Extracted records:
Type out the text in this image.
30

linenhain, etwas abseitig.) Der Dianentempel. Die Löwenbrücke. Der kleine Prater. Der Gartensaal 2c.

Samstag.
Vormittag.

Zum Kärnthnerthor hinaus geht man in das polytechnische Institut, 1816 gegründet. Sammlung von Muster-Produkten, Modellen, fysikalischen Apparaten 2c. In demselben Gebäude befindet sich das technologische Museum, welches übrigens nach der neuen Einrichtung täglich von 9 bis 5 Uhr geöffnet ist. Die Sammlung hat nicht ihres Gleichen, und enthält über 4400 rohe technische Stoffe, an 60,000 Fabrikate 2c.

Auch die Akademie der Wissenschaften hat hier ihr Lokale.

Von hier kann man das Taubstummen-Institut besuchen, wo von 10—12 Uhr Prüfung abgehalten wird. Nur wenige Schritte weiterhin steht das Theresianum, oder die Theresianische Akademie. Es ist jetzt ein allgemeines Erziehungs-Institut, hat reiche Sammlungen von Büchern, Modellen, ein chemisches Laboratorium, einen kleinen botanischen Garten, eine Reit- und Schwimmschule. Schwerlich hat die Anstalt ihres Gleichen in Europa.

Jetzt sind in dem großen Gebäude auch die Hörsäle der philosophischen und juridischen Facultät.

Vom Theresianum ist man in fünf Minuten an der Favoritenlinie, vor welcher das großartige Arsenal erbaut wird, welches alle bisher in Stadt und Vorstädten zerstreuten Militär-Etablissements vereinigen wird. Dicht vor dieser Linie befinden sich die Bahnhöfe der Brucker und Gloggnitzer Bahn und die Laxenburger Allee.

#### DIRECTIONS
Search the listing for the word "Gleichen". Copy every line in which it occurs.

#### SOLVED PROBLEM
Zum Kärnthnerthor hinaus geht man in das polytechnische Institut, 1816 gegründet. Sammlung von Muster-Produkten, Modellen, fysikalischen Apparaten 2c. In demselben Gebäude befindet sich das technologische Museum, welches übrigens nach der neuen Einrichtung täglich von 9 bis 5 Uhr geöffnet ist. Die Sammlung hat nicht ihres Gleichen, und enthält über 4400 rohe technische Stoffe, an 60,000 Fabrikate 2c.
Von hier kann man das Taubstummen-Institut besuchen, wo von 10—12 Uhr Prüfung abgehalten wird. Nur wenige Schritte weiterhin steht das Theresianum, oder die Theresianische Akademie. Es ist jetzt ein allgemeines Erziehungs-Institut, hat reiche Sammlungen von Büchern, Modellen, ein chemisches Laboratorium, einen kleinen botanischen Garten, eine Reit- und Schwimmschule. Schwerlich hat die Anstalt ihres Gleichen in Europa.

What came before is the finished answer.